Stored items:
_ _ _ _ _
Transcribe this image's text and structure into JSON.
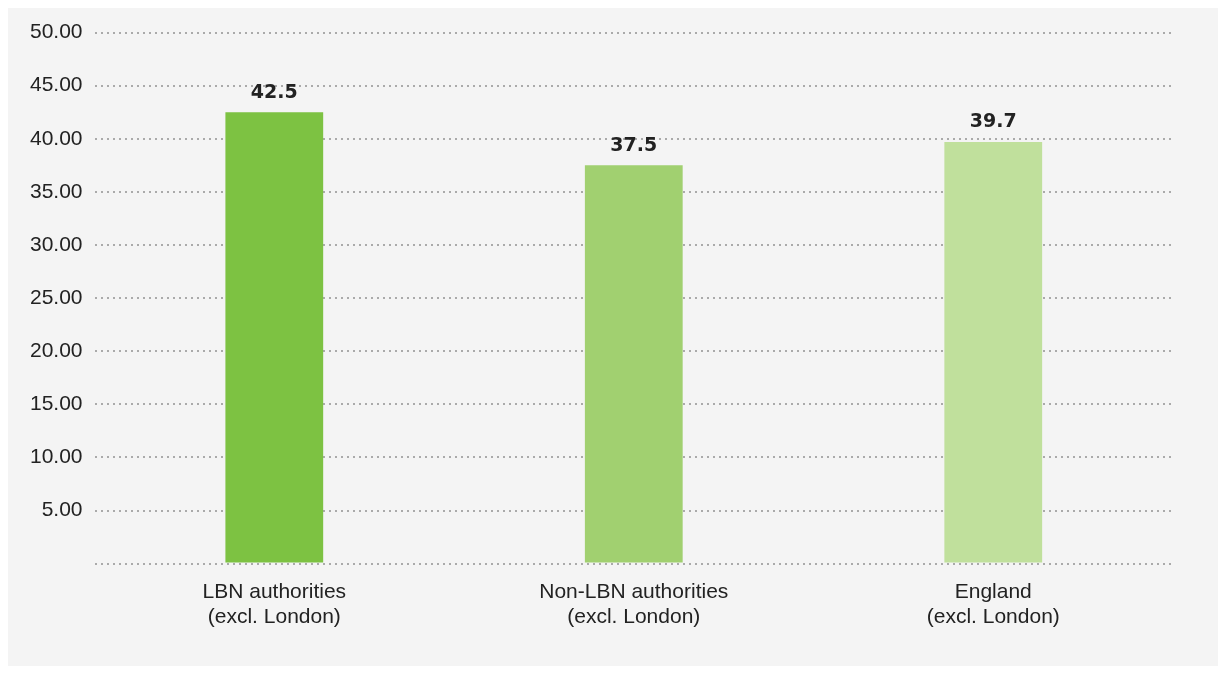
{
  "chart_data": {
    "type": "bar",
    "categories": [
      "LBN authorities\n(excl. London)",
      "Non-LBN authorities\n(excl. London)",
      "England\n(excl. London)"
    ],
    "values": [
      42.5,
      37.5,
      39.7
    ],
    "colors": [
      "#7dc242",
      "#a1d070",
      "#c0e09c"
    ],
    "ylim": [
      0,
      50
    ],
    "yticks": [
      {
        "value": 0,
        "label": null
      },
      {
        "value": 5,
        "label": "5.00"
      },
      {
        "value": 10,
        "label": "10.00"
      },
      {
        "value": 15,
        "label": "15.00"
      },
      {
        "value": 20,
        "label": "20.00"
      },
      {
        "value": 25,
        "label": "25.00"
      },
      {
        "value": 30,
        "label": "30.00"
      },
      {
        "value": 35,
        "label": "35.00"
      },
      {
        "value": 40,
        "label": "40.00"
      },
      {
        "value": 45,
        "label": "45.00"
      },
      {
        "value": 50,
        "label": "50.00"
      }
    ],
    "grid": "y",
    "data_labels": true
  }
}
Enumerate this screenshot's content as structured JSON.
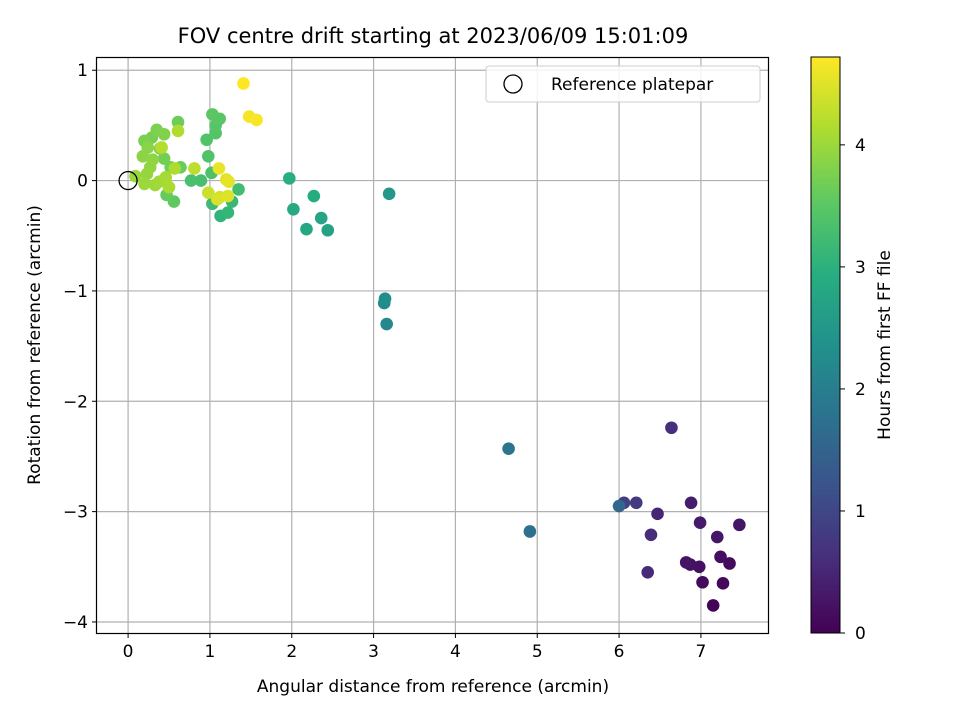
_ _ _ _ _
### EXERCISE DESCRIPTION:
Copy every record above exactly, leaving out the pictures.

### REPLY TO THE TASK:
Transcribe this image's text and structure into JSON.
{
  "chart_data": {
    "type": "bar",
    "categories": [
      "LBN authorities\n(excl. London)",
      "Non-LBN authorities\n(excl. London)",
      "England\n(excl. London)"
    ],
    "values": [
      42.5,
      37.5,
      39.7
    ],
    "colors": [
      "#7dc242",
      "#a1d070",
      "#c0e09c"
    ],
    "ylim": [
      0,
      50
    ],
    "yticks": [
      {
        "value": 0,
        "label": null
      },
      {
        "value": 5,
        "label": "5.00"
      },
      {
        "value": 10,
        "label": "10.00"
      },
      {
        "value": 15,
        "label": "15.00"
      },
      {
        "value": 20,
        "label": "20.00"
      },
      {
        "value": 25,
        "label": "25.00"
      },
      {
        "value": 30,
        "label": "30.00"
      },
      {
        "value": 35,
        "label": "35.00"
      },
      {
        "value": 40,
        "label": "40.00"
      },
      {
        "value": 45,
        "label": "45.00"
      },
      {
        "value": 50,
        "label": "50.00"
      }
    ],
    "grid": "y",
    "data_labels": true
  }
}
Enumerate this screenshot's content as structured JSON.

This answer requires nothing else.